## Pedido escrito 1
Traduza para o inglês a frase "Quando era pequeno, gostava de tirar foto.", retirada da entrevista com André Klotzel.
## Pedido escrito 2
Repita sem alterações a parte da entrevista com André Klotzel que vai de "Entrevista e fotos" até "também freqüentava cinema?".
## Pedido escrito 3
Prossiga com a entrevista com André Klotzel a partir do ponto em que o texto termina.

## Trecho selecionado
+++
Entrevista com André Klotzel
Parte 1: ECA e Boca do Lixo, as primeiras experiências


Entrevista e fotos por Gabriel Carneiro

Zingu! – Como surgiu seu interesse por cinema?

André Klotzel – Foi na adolescência que me interessei por cinema, porque, na verdade, me interessava por fotografia. Quando era pequeno, gostava de tirar foto. Quando fiquei adolescente, comecei a revelar, a ampliar, fiquei vidrado. Achava que ia fazer fotografia de cinema. Eu assistia a filmes, gostava deles, mas quando vi a fotografia dentro do cinema, achei muito bacana. Foi assim que me envolvi e decidi fazer isso da minha vida, trabalhar com cinema.

Z – E você também freqüentava cinema?
+++
## Material fornecido
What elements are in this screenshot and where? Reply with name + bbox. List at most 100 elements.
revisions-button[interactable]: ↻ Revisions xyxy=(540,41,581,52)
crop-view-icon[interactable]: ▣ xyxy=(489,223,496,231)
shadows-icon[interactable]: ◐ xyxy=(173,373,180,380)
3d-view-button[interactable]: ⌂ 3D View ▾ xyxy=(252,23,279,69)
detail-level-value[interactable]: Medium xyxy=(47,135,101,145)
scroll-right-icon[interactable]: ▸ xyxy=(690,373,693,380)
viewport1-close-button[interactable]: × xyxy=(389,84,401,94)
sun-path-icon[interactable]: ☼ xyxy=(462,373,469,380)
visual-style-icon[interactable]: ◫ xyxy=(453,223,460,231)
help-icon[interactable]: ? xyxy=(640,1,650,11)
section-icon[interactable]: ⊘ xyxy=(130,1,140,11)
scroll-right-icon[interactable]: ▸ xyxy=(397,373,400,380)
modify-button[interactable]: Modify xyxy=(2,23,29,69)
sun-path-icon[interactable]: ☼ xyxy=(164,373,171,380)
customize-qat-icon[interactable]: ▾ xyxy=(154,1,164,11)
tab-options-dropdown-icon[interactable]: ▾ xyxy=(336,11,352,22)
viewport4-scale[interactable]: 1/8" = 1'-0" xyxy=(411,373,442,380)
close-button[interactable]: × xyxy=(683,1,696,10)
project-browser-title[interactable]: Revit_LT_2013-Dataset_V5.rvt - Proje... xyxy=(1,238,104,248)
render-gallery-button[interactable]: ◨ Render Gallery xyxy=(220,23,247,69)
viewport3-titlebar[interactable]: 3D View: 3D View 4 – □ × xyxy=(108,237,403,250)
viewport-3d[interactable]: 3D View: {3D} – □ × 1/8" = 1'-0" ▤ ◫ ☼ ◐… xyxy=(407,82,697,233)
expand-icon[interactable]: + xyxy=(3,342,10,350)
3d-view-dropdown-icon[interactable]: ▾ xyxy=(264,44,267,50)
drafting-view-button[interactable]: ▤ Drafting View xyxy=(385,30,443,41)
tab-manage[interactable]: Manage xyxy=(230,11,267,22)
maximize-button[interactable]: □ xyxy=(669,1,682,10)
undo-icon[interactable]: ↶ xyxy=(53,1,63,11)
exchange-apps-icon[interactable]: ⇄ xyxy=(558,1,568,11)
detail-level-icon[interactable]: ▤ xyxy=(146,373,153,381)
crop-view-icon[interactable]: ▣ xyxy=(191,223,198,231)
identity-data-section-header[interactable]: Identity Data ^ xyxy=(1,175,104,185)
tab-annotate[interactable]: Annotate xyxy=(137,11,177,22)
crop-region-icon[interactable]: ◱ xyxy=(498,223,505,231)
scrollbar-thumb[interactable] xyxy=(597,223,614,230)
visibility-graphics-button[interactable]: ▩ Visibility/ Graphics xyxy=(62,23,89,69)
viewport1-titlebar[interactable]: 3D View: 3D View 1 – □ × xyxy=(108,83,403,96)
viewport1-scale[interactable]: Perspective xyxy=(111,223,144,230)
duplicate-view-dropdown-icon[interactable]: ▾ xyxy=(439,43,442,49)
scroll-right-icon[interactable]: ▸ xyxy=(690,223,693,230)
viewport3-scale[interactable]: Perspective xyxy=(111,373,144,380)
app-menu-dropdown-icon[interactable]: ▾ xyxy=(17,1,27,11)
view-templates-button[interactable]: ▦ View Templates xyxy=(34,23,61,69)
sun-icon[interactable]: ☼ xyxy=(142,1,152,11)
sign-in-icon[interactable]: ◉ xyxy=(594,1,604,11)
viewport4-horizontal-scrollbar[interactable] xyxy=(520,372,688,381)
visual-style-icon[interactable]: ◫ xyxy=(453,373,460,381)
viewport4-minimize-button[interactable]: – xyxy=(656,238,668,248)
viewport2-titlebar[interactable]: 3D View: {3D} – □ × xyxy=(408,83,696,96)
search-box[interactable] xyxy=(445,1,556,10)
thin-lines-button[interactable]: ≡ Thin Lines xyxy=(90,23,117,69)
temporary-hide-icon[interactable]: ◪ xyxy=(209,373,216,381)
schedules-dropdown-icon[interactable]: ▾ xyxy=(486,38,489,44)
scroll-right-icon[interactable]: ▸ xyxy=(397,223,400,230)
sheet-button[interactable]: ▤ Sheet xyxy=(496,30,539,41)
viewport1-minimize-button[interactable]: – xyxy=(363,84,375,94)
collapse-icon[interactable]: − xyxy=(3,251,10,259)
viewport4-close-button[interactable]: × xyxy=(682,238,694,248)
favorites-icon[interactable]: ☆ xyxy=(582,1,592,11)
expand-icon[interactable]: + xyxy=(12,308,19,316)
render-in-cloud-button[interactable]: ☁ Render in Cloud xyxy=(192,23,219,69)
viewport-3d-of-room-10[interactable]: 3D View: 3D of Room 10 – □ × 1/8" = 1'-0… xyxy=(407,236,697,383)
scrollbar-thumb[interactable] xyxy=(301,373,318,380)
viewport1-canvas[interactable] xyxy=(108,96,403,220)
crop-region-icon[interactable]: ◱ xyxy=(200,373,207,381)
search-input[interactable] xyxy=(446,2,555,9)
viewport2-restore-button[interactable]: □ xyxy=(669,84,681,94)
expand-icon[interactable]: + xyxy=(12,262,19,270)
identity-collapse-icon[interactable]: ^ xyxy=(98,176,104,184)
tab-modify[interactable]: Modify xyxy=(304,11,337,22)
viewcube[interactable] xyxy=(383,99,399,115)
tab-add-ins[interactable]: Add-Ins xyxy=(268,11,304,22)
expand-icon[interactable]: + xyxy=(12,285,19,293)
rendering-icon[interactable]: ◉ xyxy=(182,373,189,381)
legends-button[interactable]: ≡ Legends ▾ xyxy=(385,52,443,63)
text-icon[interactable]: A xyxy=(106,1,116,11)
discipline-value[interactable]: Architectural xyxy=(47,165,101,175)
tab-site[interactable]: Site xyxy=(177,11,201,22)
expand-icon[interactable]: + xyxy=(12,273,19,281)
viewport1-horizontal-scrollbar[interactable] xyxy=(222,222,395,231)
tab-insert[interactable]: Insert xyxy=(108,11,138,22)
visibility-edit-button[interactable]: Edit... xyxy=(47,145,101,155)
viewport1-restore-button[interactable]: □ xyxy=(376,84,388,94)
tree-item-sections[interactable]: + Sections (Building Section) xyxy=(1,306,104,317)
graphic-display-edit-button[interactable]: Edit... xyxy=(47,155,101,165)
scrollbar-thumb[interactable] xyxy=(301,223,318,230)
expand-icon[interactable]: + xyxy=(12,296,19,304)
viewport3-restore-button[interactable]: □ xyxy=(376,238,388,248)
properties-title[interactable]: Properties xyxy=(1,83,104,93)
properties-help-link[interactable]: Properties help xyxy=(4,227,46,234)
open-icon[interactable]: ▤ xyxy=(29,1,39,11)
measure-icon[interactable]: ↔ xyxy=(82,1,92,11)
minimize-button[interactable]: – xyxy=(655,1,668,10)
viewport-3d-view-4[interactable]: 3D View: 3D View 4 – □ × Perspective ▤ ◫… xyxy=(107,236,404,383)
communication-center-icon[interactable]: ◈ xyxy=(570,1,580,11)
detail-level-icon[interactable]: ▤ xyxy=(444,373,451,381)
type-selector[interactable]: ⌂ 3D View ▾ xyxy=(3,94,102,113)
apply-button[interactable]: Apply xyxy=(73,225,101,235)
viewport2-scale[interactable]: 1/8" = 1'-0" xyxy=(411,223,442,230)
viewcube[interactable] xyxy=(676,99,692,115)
+++
## Resultado final 1
When I was little, I liked taking photos.

## Resultado final 2
Entrevista e fotos por Gabriel Carneiro

Zingu! – Como surgiu seu interesse por cinema?

André Klotzel – Foi na adolescência que me interessei por cinema, porque, na verdade, me interessava por fotografia. Quando era pequeno, gostava de tirar foto. Quando fiquei adolescente, comecei a revelar, a ampliar, fiquei vidrado. Achava que ia fazer fotografia de cinema. Eu assistia a filmes, gostava deles, mas quando vi a fotografia dentro do cinema, achei muito bacana. Foi assim que me envolvi e decidi fazer isso da minha vida, trabalhar com cinema.

Z – E você também freqüentava cinema?

## Resultado final 3
AK – Freqüentei quando criança. Meus pais eram muito seletivos, não deixavam ver qualquer coisa. Não vi muita coisa que queria e talvez por isso gostasse tanto. Era meio regulado: o que era bom cinema, o que era bom para as crianças, essa coisa toda. Quando comecei a ter minha independência, assistia a filmes direto. Tinha uns cinemas em São Paulo em que a gente podia entrar em filmes para 18 anos, o Marachá, o Biju, eram as salas que passavam filmes considerados de arte, e que a gente, com 15, 16 anos, conseguia entrar nos de 18. Assistia a vários filmes por semana. Passavam todos os filmes italianos: Fellini, Pasolini, Rosselini, tudo. Os independentes americanos... Foi quando comecei a assistir a algumas coisas brasileiras.

Z – O que você assistia de brasileiro?


AK – Quando foi lançado, lembro de assistido alguns dos filmes dos marginais. O filme do [Antonio] Calmom, O Capitão Bandeira Contra o Dr. Moura. Isso quando eu ainda era adolescente e me interessei por cinema mesmo. Conheci um pouco do resto que estava sendo lançado na época. Eu assistia ao cinema de contracultura, o cinema udigrudi – foi um movimento de cinema contemporâneo à minha época, pós-68, no final da minha adolescência e do colegial.

Z – E o que te fez querer fazer faculdade de cinema?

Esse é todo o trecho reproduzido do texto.